_EXERCISE DETAILS_
Report back each line of the records that contains the string "Henry".

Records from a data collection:
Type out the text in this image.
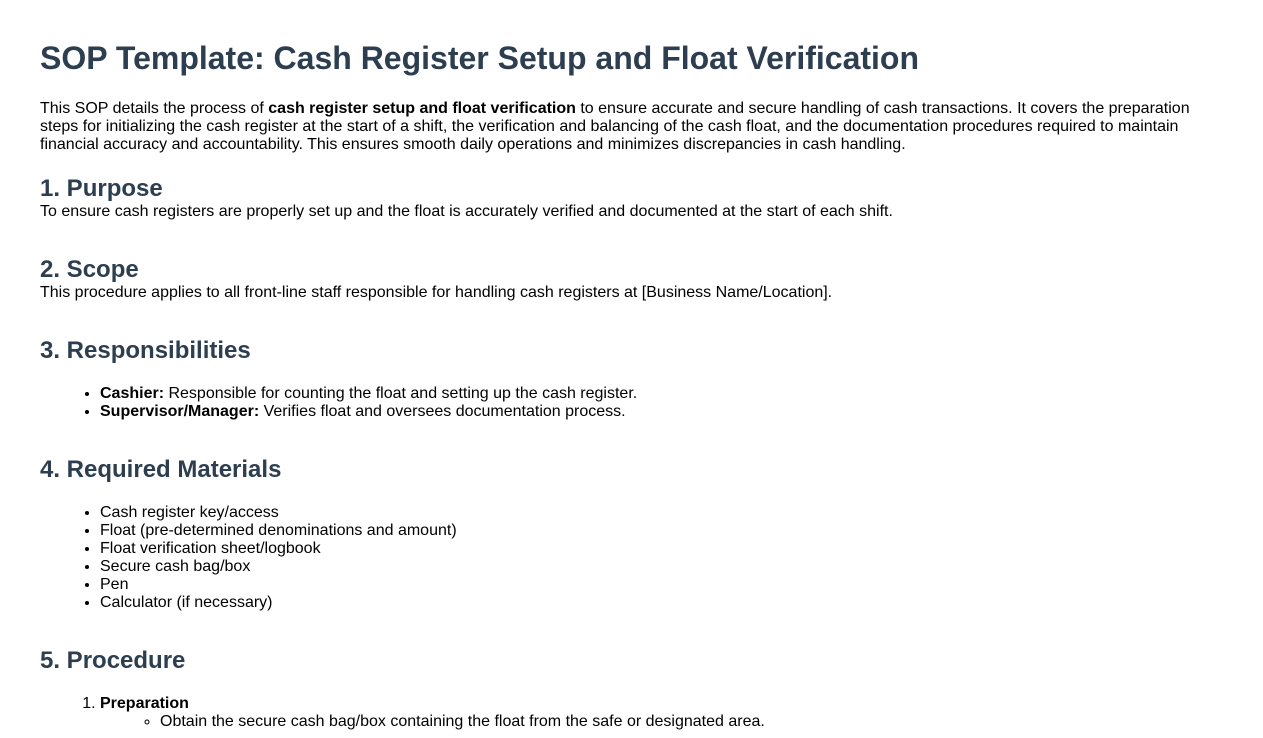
SOP Template: Cash Register Setup and Float Verification

This SOP details the process of cash register setup and float verification to ensure accurate and secure handling of cash transactions. It covers the preparation steps for initializing the cash register at the start of a shift, the verification and balancing of the cash float, and the documentation procedures required to maintain financial accuracy and accountability. This ensures smooth daily operations and minimizes discrepancies in cash handling.

1. Purpose

To ensure cash registers are properly set up and the float is accurately verified and documented at the start of each shift.

2. Scope

This procedure applies to all front-line staff responsible for handling cash registers at [Business Name/Location].

3. Responsibilities
• Cashier: Responsible for counting the float and setting up the cash register.
• Supervisor/Manager: Verifies float and oversees documentation process.
4. Required Materials
• Cash register key/access
• Float (pre-determined denominations and amount)
• Float verification sheet/logbook
• Secure cash bag/box
• Pen
• Calculator (if necessary)
5. Procedure
1. Preparation
◦ Obtain the secure cash bag/box containing the float from the safe or designated area.
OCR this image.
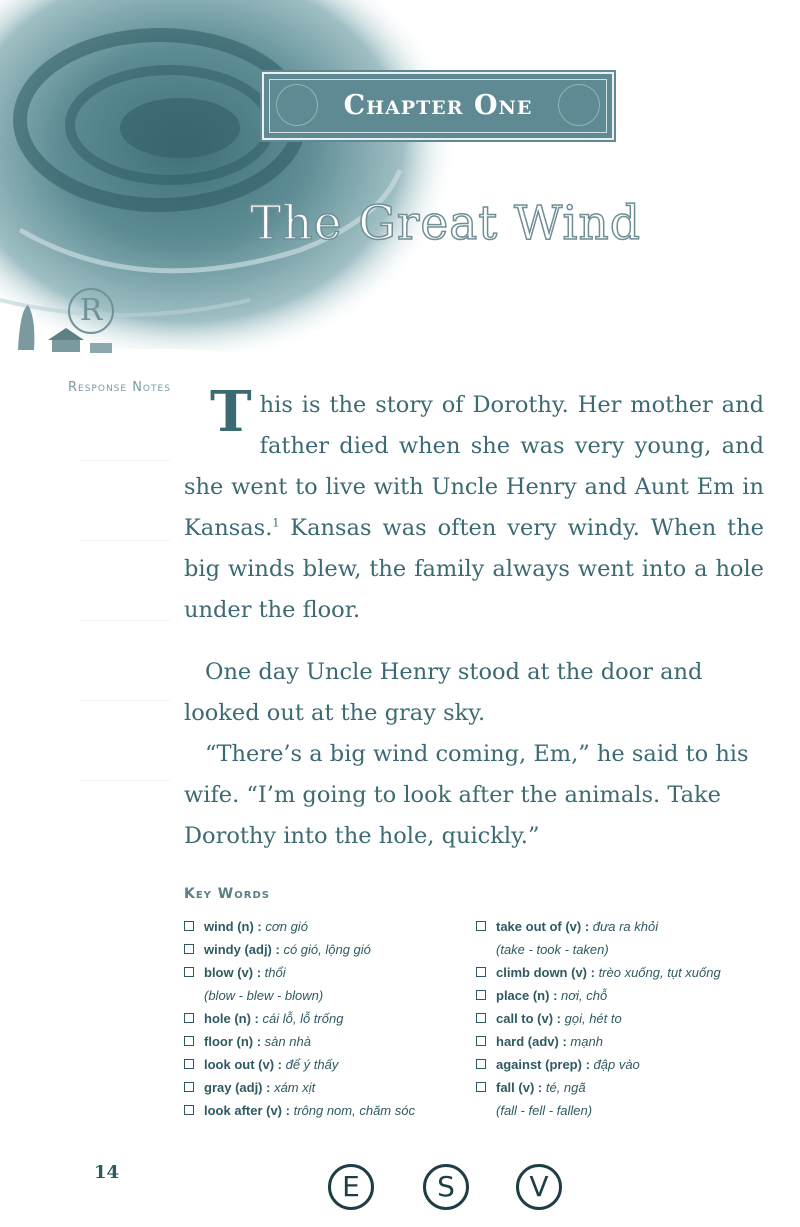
Chapter One
The Great Wind
R
Response Notes This is the story of Dorothy. Her mother and father died when she was very young, and she went to live with Uncle Henry and Aunt Em in Kansas.$^1$ Kansas was often very windy. When the big winds blew, the family always went into a hole under the floor.

One day Uncle Henry stood at the door and looked out at the gray sky.

“There’s a big wind coming, Em,” he said to his wife. “I’m going to look after the animals. Take Dorothy into the hole, quickly.”

Key Words
wind (n) : cơn gió
windy (adj) : có gió, lộng gió
blow (v) : thổi
(blow - blew - blown)
hole (n) : cái lỗ, lỗ trống
floor (n) : sàn nhà
look out (v) : để ý thấy
gray (adj) : xám xịt
look after (v) : trông nom, chăm sóc
take out of (v) : đưa ra khỏi
(take - took - taken)
climb down (v) : trèo xuống, tụt xuống
place (n) : nơi, chỗ
call to (v) : gọi, hét to
hard (adv) : mạnh
against (prep) : đập vào
fall (v) : té, ngã
(fall - fell - fallen)
14	E	S	V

_OUTPUT_
Response Notes This is the story of Dorothy. Her mother and father died when she was very young, and she went to live with Uncle Henry and Aunt Em in Kansas.$^1$ Kansas was often very windy. When the big winds blew, the family always went into a hole under the floor.
One day Uncle Henry stood at the door and looked out at the gray sky.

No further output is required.